> **Task to carry out**:
Copy all records verbatim.

(Rows from a dataset)
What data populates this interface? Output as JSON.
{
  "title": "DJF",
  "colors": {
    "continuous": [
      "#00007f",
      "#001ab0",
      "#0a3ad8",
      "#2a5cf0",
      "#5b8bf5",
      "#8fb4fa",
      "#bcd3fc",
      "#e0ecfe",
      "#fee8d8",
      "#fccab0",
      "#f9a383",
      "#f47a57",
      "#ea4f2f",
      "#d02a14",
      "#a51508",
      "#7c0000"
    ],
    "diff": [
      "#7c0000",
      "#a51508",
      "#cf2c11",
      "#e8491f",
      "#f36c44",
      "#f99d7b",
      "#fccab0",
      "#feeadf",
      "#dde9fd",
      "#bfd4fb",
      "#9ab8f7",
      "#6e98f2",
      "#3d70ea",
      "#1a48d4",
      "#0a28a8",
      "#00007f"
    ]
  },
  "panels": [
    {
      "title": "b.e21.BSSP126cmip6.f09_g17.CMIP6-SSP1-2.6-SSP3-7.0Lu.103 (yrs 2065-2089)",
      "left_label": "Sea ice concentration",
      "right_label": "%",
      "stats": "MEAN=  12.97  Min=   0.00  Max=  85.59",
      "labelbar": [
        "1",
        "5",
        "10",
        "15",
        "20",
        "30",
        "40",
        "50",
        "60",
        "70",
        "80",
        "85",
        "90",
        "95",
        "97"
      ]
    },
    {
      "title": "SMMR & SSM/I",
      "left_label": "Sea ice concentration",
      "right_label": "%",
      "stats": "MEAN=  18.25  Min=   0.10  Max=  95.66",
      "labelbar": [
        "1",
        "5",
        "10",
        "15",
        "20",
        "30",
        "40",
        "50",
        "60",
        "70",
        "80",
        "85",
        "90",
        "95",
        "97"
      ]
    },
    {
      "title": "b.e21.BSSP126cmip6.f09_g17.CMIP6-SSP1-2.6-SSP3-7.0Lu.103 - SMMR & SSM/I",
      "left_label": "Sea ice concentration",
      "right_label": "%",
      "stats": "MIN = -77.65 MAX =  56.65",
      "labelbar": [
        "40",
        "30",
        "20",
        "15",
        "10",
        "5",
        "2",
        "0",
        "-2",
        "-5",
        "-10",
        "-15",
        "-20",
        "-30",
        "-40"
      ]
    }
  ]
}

> **Response**:
What data populates this interface? Output as JSON.
{
  "title": "DJF",
  "colors": {
    "continuous": [
      "#00007f",
      "#001ab0",
      "#0a3ad8",
      "#2a5cf0",
      "#5b8bf5",
      "#8fb4fa",
      "#bcd3fc",
      "#e0ecfe",
      "#fee8d8",
      "#fccab0",
      "#f9a383",
      "#f47a57",
      "#ea4f2f",
      "#d02a14",
      "#a51508",
      "#7c0000"
    ],
    "diff": [
      "#7c0000",
      "#a51508",
      "#cf2c11",
      "#e8491f",
      "#f36c44",
      "#f99d7b",
      "#fccab0",
      "#feeadf",
      "#dde9fd",
      "#bfd4fb",
      "#9ab8f7",
      "#6e98f2",
      "#3d70ea",
      "#1a48d4",
      "#0a28a8",
      "#00007f"
    ]
  },
  "panels": [
    {
      "title": "b.e21.BSSP126cmip6.f09_g17.CMIP6-SSP1-2.6-SSP3-7.0Lu.103 (yrs 2065-2089)",
      "left_label": "Sea ice concentration",
      "right_label": "%",
      "stats": "MEAN=  12.97  Min=   0.00  Max=  85.59",
      "labelbar": [
        "1",
        "5",
        "10",
        "15",
        "20",
        "30",
        "40",
        "50",
        "60",
        "70",
        "80",
        "85",
        "90",
        "95",
        "97"
      ]
    },
    {
      "title": "SMMR & SSM/I",
      "left_label": "Sea ice concentration",
      "right_label": "%",
      "stats": "MEAN=  18.25  Min=   0.10  Max=  95.66",
      "labelbar": [
        "1",
        "5",
        "10",
        "15",
        "20",
        "30",
        "40",
        "50",
        "60",
        "70",
        "80",
        "85",
        "90",
        "95",
        "97"
      ]
    },
    {
      "title": "b.e21.BSSP126cmip6.f09_g17.CMIP6-SSP1-2.6-SSP3-7.0Lu.103 - SMMR & SSM/I",
      "left_label": "Sea ice concentration",
      "right_label": "%",
      "stats": "MIN = -77.65 MAX =  56.65",
      "labelbar": [
        "40",
        "30",
        "20",
        "15",
        "10",
        "5",
        "2",
        "0",
        "-2",
        "-5",
        "-10",
        "-15",
        "-20",
        "-30",
        "-40"
      ]
    }
  ]
}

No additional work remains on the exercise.